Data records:
····················

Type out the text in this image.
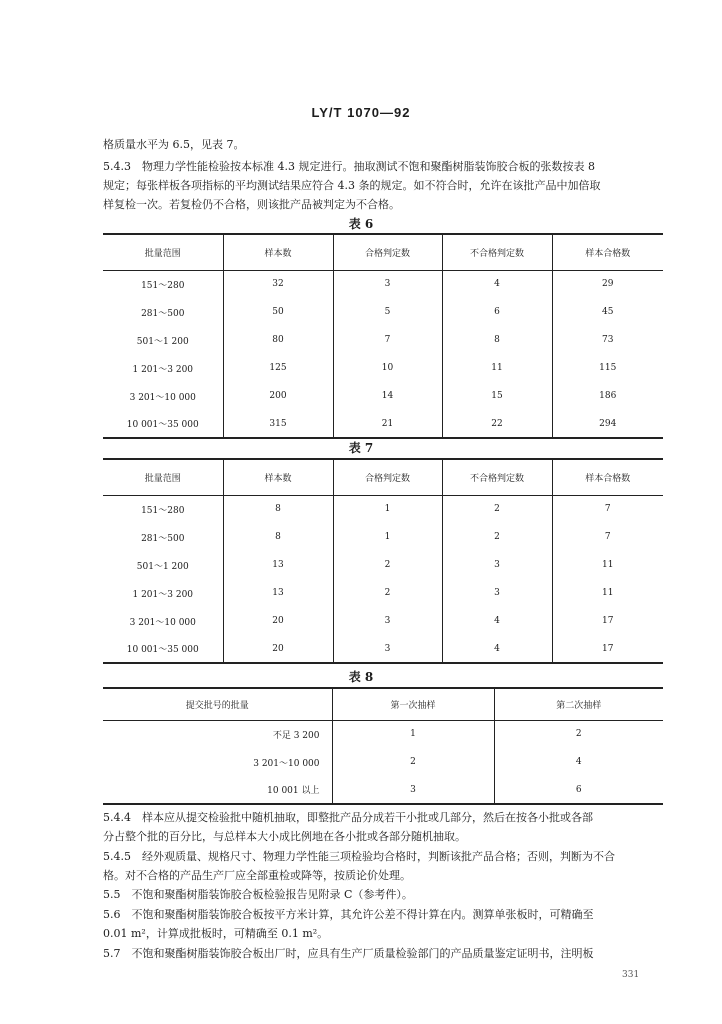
LY/T 1070—92
格质量水平为 6.5，见表 7。
5.4.3　物理力学性能检验按本标准 4.3 规定进行。抽取测试不饱和聚酯树脂装饰胶合板的张数按表 8
规定；每张样板各项指标的平均测试结果应符合 4.3 条的规定。如不符合时，允许在该批产品中加倍取
样复检一次。若复检仍不合格，则该批产品被判定为不合格。
表 6
批量范围	样本数	合格判定数	不合格判定数	样本合格数
151～280	32	3	4	29
281～500	50	5	6	45
501～1 200	80	7	8	73
1 201～3 200	125	10	11	115
3 201～10 000	200	14	15	186
10 001～35 000	315	21	22	294
表 7
批量范围	样本数	合格判定数	不合格判定数	样本合格数
151～280	8	1	2	7
281～500	8	1	2	7
501～1 200	13	2	3	11
1 201～3 200	13	2	3	11
3 201～10 000	20	3	4	17
10 001～35 000	20	3	4	17
表 8
提交批号的批量	第一次抽样	第二次抽样
不足 3 200	1	2
3 201～10 000	2	4
10 001 以上	3	6
5.4.4　样本应从提交检验批中随机抽取，即整批产品分成若干小批或几部分，然后在按各小批或各部
分占整个批的百分比，与总样本大小成比例地在各小批或各部分随机抽取。
5.4.5　经外观质量、规格尺寸、物理力学性能三项检验均合格时，判断该批产品合格；否则，判断为不合
格。对不合格的产品生产厂应全部重检或降等，按质论价处理。
5.5　不饱和聚酯树脂装饰胶合板检验报告见附录 C（参考件）。
5.6　不饱和聚酯树脂装饰胶合板按平方米计算，其允许公差不得计算在内。测算单张板时，可精确至
0.01 m²，计算成批板时，可精确至 0.1 m²。
5.7　不饱和聚酯树脂装饰胶合板出厂时，应具有生产厂质量检验部门的产品质量鉴定证明书，注明板
331
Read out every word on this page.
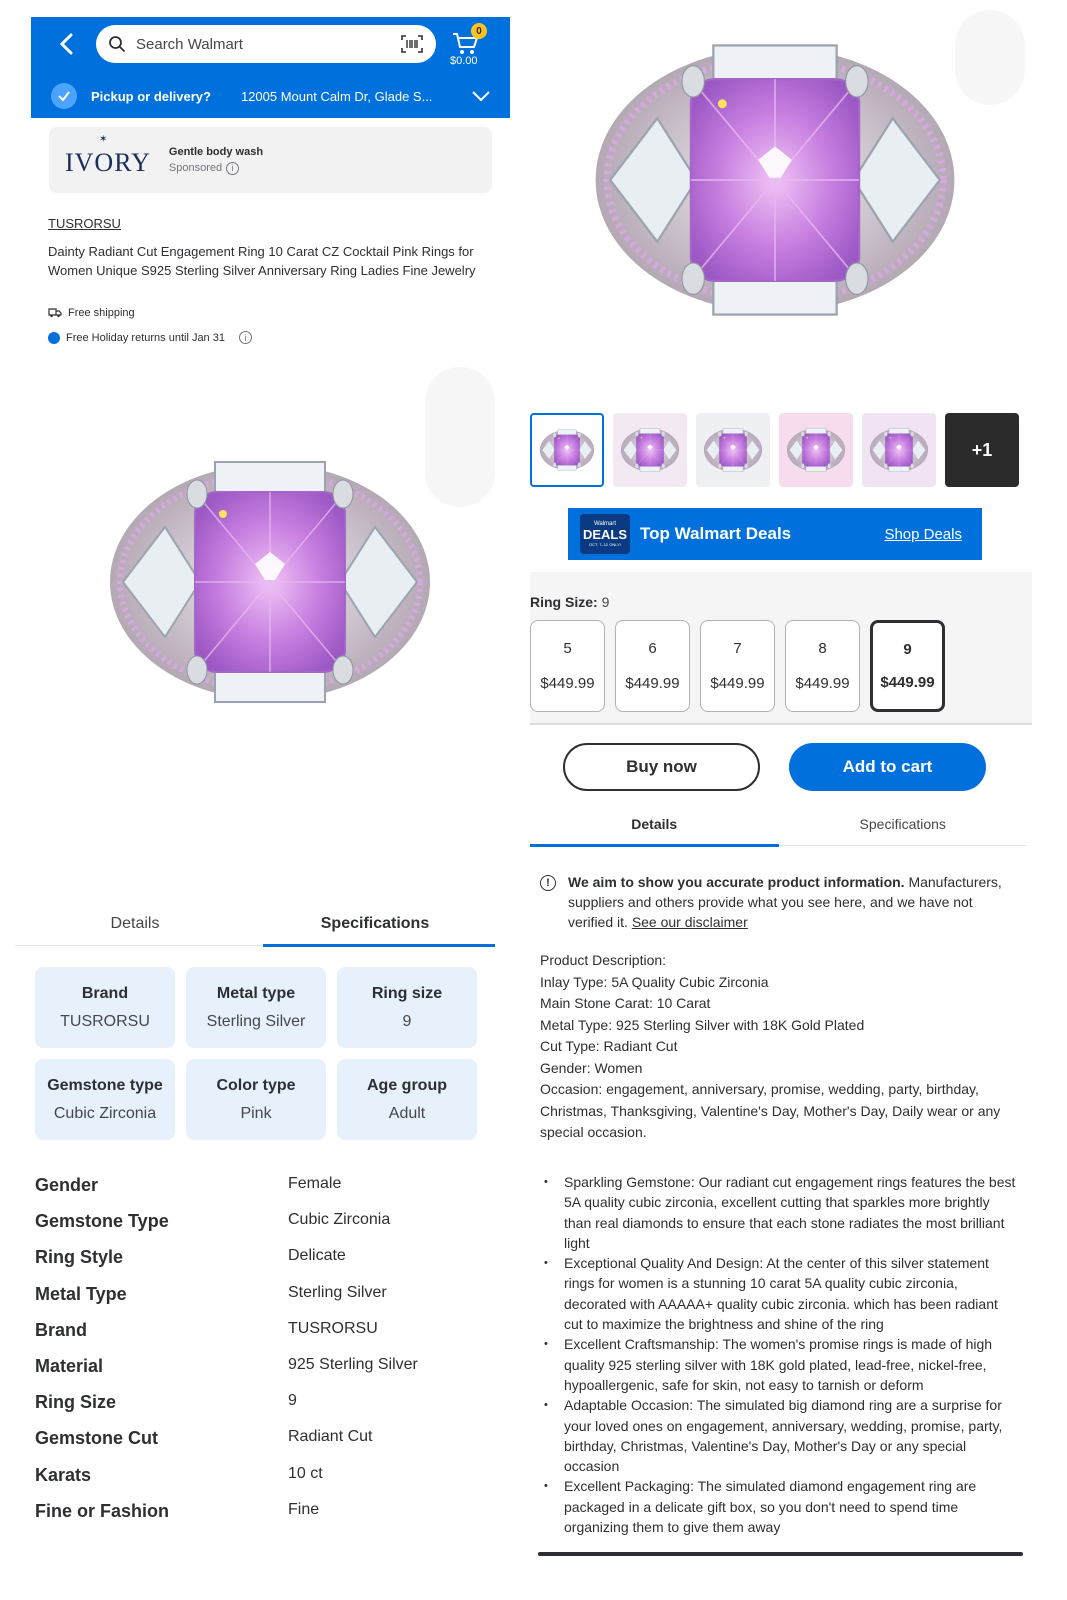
Search Walmart
0
$0.00
Pickup or delivery? 12005 Mount Calm Dr, Glade S...
✶
IVORY Gentle body wash
Sponsored	i
TUSRORSU
Dainty Radiant Cut Engagement Ring 10 Carat CZ Cocktail Pink Rings for Women Unique S925 Sterling Silver Anniversary Ring Ladies Fine Jewelry
Free shipping
Free Holiday returns until Jan 31	i
Details	Specifications
Brand
TUSRORSU
Metal type
Sterling Silver
Ring size
9
Gemstone type
Cubic Zirconia
Color type
Pink
Age group
Adult
Gender	Female
Gemstone Type	Cubic Zirconia
Ring Style	Delicate
Metal Type	Sterling Silver
Brand	TUSRORSU
Material	925 Sterling Silver
Ring Size	9
Gemstone Cut	Radiant Cut
Karats	10 ct
Fine or Fashion	Fine
+1
Walmart
DEALS
OCT. 7–12 ONLY!
Top Walmart Deals	Shop Deals
Ring Size: 9
5
$449.99
6
$449.99
7
$449.99
8
$449.99
9
$449.99
Buy now	Add to cart
Details	Specifications
!	We aim to show you accurate product information. Manufacturers, suppliers and others provide what you see here, and we have not verified it. See our disclaimer
Product Description:
Inlay Type: 5A Quality Cubic Zirconia
Main Stone Carat: 10 Carat
Metal Type: 925 Sterling Silver with 18K Gold Plated
Cut Type: Radiant Cut
Gender: Women
Occasion: engagement, anniversary, promise, wedding, party, birthday, Christmas, Thanksgiving, Valentine's Day, Mother's Day, Daily wear or any special occasion.
• Sparkling Gemstone: Our radiant cut engagement rings features the best 5A quality cubic zirconia, excellent cutting that sparkles more brightly than real diamonds to ensure that each stone radiates the most brilliant light
• Exceptional Quality And Design: At the center of this silver statement rings for women is a stunning 10 carat 5A quality cubic zirconia, decorated with AAAAA+ quality cubic zirconia. which has been radiant cut to maximize the brightness and shine of the ring
• Excellent Craftsmanship: The women's promise rings is made of high quality 925 sterling silver with 18K gold plated, lead-free, nickel-free, hypoallergenic, safe for skin, not easy to tarnish or deform
• Adaptable Occasion: The simulated big diamond ring are a surprise for your loved ones on engagement, anniversary, wedding, promise, party, birthday, Christmas, Valentine's Day, Mother's Day or any special occasion
• Excellent Packaging: The simulated diamond engagement ring are packaged in a delicate gift box, so you don't need to spend time organizing them to give them away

····················

*Your goal:* Compute the number of lines above that contain the string "party". Reply with that value only.

*Complete output:* 2